> TASK PROMPT
Which lines hold the word "esistenti"? Copy each of them from the material.

**********

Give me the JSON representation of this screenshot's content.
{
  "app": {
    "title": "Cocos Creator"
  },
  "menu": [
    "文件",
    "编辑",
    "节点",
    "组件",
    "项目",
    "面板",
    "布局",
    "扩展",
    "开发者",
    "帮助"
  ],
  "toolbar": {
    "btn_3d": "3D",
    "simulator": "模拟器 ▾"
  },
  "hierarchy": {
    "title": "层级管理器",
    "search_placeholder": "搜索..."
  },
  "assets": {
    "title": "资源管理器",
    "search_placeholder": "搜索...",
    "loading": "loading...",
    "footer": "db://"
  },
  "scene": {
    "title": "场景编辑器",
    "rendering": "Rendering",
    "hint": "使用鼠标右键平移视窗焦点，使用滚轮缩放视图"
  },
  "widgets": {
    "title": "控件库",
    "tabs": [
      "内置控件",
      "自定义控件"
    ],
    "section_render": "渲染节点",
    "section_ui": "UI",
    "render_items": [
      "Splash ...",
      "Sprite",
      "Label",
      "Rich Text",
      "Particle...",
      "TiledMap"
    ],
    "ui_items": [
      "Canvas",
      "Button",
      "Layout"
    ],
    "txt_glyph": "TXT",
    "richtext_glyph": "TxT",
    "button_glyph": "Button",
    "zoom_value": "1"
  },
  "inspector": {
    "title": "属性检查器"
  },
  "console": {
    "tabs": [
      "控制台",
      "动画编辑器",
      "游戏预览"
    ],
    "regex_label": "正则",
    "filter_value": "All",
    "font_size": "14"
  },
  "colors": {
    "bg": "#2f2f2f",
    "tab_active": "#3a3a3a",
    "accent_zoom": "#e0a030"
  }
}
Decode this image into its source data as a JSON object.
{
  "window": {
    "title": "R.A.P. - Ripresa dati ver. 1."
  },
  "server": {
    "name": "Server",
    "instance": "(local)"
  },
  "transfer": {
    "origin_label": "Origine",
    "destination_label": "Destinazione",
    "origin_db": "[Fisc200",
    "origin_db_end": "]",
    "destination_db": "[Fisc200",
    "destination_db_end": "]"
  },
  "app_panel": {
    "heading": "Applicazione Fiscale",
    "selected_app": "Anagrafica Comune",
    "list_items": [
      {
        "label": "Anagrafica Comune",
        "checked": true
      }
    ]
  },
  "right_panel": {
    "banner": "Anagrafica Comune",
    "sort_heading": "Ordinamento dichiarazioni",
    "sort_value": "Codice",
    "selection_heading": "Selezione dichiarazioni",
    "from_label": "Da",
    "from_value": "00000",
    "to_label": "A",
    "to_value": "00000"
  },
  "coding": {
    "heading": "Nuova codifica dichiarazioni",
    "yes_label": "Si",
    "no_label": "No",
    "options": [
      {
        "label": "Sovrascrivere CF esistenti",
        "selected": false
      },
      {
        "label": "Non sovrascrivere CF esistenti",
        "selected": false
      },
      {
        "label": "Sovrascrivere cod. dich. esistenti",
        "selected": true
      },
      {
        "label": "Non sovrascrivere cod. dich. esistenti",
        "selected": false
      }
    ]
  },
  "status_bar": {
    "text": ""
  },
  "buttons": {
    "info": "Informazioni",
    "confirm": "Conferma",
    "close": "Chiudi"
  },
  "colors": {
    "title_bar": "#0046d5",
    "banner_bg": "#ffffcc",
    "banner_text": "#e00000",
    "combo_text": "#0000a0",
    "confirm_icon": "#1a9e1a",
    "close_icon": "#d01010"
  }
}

**********

> REPLY TO THE EXERCISE
        "label": "Sovrascrivere CF esistenti",
        "label": "Non sovrascrivere CF esistenti",
        "label": "Sovrascrivere cod. dich. esistenti",
        "label": "Non sovrascrivere cod. dich. esistenti",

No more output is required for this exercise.